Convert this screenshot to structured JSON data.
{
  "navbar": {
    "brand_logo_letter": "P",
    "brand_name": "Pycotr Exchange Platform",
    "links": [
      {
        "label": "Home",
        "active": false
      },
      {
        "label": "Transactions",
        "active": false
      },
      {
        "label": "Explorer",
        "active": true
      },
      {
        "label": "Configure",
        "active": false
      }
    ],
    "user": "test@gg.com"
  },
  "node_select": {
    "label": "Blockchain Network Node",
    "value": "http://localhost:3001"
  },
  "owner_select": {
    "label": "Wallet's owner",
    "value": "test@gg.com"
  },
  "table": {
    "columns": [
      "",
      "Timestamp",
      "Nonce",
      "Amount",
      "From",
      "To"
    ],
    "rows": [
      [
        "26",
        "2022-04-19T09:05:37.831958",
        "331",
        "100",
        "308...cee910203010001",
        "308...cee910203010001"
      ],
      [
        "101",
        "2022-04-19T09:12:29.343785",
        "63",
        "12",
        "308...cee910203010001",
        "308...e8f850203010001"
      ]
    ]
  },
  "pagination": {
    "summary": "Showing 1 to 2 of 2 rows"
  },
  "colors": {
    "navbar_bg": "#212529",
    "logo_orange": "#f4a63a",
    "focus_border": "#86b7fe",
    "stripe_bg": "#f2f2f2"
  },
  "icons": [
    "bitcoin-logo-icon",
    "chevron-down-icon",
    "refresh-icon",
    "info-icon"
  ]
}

What needs to be done> Copy all of the data. Keep every word exactly as it is.

Reply>
Convert this screenshot to structured JSON data.
{
  "navbar": {
    "brand_logo_letter": "P",
    "brand_name": "Pycotr Exchange Platform",
    "links": [
      {
        "label": "Home",
        "active": false
      },
      {
        "label": "Transactions",
        "active": false
      },
      {
        "label": "Explorer",
        "active": true
      },
      {
        "label": "Configure",
        "active": false
      }
    ],
    "user": "test@gg.com"
  },
  "node_select": {
    "label": "Blockchain Network Node",
    "value": "http://localhost:3001"
  },
  "owner_select": {
    "label": "Wallet's owner",
    "value": "test@gg.com"
  },
  "table": {
    "columns": [
      "",
      "Timestamp",
      "Nonce",
      "Amount",
      "From",
      "To"
    ],
    "rows": [
      [
        "26",
        "2022-04-19T09:05:37.831958",
        "331",
        "100",
        "308...cee910203010001",
        "308...cee910203010001"
      ],
      [
        "101",
        "2022-04-19T09:12:29.343785",
        "63",
        "12",
        "308...cee910203010001",
        "308...e8f850203010001"
      ]
    ]
  },
  "pagination": {
    "summary": "Showing 1 to 2 of 2 rows"
  },
  "colors": {
    "navbar_bg": "#212529",
    "logo_orange": "#f4a63a",
    "focus_border": "#86b7fe",
    "stripe_bg": "#f2f2f2"
  },
  "icons": [
    "bitcoin-logo-icon",
    "chevron-down-icon",
    "refresh-icon",
    "info-icon"
  ]
}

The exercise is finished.